Records =
:::::

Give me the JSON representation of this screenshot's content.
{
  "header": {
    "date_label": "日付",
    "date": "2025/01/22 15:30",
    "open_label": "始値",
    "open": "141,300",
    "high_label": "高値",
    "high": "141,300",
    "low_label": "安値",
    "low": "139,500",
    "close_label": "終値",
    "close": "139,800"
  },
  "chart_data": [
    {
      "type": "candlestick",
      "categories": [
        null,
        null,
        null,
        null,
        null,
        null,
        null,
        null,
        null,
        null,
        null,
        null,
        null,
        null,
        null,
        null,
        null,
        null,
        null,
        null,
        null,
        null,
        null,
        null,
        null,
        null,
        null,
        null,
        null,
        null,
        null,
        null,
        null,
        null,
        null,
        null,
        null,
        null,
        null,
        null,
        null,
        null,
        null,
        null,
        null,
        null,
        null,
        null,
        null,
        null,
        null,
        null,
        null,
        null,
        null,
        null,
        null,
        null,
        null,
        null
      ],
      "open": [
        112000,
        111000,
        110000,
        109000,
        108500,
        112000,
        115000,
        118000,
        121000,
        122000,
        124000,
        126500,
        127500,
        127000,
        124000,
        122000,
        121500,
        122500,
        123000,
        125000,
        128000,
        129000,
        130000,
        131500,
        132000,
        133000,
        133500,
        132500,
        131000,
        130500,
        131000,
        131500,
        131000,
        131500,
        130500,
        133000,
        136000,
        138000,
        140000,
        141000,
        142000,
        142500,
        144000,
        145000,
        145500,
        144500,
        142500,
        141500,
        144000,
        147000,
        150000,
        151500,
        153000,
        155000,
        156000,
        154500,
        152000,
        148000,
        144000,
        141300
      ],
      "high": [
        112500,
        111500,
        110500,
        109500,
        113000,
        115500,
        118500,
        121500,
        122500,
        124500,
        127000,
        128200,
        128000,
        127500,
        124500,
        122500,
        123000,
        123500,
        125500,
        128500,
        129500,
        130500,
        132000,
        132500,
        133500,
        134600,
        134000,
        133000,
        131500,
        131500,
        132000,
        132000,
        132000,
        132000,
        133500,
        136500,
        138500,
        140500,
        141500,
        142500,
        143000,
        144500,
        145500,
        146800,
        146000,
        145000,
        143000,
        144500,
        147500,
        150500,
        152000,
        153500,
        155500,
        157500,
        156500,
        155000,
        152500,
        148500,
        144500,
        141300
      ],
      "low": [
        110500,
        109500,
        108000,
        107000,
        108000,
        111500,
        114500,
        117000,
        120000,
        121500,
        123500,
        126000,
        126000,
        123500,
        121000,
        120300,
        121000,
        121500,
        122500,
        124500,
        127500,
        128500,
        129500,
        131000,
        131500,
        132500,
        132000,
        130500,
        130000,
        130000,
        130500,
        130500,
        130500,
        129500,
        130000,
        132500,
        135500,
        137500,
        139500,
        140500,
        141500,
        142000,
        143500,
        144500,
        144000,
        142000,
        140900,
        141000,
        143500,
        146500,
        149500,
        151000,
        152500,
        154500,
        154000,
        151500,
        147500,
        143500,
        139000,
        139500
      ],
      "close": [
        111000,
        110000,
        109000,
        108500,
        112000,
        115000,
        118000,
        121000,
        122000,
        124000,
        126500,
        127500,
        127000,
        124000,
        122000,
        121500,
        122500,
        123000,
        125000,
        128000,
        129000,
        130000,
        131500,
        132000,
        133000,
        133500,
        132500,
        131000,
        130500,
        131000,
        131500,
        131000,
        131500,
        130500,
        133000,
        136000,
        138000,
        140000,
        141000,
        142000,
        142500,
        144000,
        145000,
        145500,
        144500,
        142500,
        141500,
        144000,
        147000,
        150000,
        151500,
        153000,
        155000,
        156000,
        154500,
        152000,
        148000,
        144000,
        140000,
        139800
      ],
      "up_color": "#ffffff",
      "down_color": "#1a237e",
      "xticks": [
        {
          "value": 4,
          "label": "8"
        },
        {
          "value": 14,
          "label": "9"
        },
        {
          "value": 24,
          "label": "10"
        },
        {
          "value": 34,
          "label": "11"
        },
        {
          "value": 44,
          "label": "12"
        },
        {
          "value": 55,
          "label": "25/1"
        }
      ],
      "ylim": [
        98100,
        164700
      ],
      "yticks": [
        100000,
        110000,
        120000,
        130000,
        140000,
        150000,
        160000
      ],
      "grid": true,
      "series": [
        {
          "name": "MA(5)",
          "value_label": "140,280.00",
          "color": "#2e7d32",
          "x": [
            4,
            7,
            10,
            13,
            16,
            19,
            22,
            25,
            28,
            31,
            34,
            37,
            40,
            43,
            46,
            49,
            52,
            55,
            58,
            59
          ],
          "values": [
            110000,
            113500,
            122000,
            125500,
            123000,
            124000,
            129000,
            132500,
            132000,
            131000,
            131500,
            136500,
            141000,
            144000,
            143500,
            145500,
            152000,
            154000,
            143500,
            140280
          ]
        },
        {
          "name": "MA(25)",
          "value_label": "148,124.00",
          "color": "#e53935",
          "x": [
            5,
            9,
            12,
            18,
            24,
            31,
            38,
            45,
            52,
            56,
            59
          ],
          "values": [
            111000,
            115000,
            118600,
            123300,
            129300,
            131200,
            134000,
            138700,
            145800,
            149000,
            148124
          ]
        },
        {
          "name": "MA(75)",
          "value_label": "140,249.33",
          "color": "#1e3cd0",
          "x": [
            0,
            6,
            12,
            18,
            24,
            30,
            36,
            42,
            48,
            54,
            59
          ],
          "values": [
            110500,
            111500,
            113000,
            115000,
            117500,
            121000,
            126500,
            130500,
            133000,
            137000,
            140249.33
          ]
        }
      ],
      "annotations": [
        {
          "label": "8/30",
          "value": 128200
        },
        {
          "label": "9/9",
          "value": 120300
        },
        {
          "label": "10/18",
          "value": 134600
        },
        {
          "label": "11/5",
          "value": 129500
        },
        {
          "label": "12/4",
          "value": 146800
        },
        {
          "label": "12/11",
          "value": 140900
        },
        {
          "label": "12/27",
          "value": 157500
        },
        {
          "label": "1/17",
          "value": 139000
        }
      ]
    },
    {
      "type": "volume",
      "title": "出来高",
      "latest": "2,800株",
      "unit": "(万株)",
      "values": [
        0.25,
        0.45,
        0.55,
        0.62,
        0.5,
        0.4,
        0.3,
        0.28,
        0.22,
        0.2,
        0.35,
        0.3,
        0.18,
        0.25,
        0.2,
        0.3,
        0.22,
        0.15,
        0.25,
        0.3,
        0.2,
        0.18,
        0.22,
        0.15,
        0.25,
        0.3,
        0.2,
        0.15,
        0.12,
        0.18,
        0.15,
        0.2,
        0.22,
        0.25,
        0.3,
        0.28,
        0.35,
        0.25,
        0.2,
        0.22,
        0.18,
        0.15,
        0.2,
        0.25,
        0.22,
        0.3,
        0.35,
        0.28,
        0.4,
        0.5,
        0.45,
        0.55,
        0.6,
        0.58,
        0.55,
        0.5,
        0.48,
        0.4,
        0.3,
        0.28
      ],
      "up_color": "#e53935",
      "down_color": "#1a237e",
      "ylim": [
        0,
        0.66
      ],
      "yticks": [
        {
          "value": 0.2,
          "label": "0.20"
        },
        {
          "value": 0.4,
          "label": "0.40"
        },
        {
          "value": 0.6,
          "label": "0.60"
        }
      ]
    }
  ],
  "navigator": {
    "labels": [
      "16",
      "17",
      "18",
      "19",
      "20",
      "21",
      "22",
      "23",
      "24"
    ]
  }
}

:::::

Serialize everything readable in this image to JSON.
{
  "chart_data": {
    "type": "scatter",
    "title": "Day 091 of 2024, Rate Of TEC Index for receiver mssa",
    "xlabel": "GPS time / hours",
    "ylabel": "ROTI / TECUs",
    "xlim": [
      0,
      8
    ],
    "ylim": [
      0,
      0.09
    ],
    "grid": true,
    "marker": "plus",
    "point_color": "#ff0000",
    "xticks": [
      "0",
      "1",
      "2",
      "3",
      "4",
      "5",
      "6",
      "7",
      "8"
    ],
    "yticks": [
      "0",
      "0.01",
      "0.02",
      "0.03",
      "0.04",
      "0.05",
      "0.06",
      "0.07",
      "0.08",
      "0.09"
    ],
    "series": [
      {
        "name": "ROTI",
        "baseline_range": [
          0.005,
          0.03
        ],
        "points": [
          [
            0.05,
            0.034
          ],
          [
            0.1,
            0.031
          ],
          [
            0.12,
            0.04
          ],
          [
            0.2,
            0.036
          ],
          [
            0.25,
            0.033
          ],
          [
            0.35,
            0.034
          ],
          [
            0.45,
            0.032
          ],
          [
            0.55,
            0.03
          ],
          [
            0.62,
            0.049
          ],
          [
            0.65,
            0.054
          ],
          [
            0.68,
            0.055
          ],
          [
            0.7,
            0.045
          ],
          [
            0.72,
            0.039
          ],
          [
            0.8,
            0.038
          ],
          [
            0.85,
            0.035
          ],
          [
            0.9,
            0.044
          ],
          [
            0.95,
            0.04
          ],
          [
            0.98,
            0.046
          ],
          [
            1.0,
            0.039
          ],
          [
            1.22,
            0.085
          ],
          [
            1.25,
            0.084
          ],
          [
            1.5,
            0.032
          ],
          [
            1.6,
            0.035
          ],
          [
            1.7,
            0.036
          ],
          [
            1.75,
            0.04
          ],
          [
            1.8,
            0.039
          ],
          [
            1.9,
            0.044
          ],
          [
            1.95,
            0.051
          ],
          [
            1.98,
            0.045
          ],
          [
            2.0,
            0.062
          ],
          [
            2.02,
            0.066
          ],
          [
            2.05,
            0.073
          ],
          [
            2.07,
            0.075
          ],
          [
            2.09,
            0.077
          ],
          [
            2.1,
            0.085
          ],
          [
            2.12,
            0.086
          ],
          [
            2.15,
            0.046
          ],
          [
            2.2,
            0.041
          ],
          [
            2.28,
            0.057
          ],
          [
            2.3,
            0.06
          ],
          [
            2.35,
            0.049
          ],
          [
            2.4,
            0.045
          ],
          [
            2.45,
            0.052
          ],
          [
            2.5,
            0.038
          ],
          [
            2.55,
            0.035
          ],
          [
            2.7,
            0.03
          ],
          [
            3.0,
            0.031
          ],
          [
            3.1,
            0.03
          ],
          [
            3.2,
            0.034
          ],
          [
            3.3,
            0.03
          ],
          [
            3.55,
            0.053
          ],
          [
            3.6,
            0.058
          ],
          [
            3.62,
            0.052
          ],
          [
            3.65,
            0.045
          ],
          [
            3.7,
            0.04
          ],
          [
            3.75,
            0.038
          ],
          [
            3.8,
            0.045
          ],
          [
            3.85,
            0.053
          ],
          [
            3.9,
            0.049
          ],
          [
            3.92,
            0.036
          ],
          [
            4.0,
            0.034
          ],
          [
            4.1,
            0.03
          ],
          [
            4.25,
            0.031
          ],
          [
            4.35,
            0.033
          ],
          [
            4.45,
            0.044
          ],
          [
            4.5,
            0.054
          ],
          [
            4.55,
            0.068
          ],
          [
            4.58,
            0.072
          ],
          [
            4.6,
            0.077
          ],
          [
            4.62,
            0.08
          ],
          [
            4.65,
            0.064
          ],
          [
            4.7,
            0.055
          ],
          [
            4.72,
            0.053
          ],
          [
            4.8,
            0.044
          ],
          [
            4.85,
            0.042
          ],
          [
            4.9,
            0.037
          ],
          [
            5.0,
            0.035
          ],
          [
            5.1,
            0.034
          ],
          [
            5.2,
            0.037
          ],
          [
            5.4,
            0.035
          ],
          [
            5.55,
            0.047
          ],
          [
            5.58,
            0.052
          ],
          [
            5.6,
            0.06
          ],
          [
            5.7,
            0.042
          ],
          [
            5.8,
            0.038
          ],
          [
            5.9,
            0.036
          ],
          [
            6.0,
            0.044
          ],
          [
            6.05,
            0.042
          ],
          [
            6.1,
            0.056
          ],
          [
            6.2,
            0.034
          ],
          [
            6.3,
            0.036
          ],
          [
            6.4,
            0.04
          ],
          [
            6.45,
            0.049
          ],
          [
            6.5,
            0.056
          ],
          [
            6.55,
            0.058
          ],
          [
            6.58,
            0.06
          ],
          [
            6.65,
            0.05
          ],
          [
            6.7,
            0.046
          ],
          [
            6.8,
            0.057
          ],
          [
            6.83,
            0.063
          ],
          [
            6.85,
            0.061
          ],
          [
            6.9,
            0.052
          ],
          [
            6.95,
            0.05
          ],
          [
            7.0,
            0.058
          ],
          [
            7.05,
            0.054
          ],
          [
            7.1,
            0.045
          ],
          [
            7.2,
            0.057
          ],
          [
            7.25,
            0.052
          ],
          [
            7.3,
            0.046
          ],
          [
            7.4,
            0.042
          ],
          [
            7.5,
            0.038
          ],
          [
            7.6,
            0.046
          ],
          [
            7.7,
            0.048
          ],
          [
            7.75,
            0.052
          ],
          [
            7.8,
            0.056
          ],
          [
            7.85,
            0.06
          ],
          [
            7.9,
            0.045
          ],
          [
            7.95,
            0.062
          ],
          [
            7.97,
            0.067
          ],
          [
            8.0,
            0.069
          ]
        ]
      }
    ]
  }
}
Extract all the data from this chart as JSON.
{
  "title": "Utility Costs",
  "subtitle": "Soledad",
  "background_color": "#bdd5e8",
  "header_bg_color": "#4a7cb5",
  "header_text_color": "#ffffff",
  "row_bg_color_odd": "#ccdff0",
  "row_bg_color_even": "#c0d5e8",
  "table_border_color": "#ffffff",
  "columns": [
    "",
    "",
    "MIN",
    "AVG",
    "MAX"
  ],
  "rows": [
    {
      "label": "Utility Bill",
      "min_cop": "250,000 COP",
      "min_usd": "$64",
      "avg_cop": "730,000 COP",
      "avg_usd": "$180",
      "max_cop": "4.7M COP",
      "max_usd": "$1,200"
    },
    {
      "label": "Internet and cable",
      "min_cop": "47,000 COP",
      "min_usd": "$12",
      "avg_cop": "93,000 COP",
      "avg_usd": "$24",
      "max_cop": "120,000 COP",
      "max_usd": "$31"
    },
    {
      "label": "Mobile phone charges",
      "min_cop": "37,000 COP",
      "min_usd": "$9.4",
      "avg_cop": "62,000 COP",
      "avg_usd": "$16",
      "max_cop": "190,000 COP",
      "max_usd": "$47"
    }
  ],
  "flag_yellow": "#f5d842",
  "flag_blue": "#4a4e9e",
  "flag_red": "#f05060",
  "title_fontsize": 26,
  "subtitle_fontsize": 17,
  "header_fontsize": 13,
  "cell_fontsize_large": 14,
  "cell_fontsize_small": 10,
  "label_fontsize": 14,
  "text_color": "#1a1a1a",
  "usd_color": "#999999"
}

:::::

Challenge = Every line that holds the string "ffffff" should be returned.

Answer to this task =
      "up_color": "#ffffff",
  "header_text_color": "#ffffff",
  "table_border_color": "#ffffff",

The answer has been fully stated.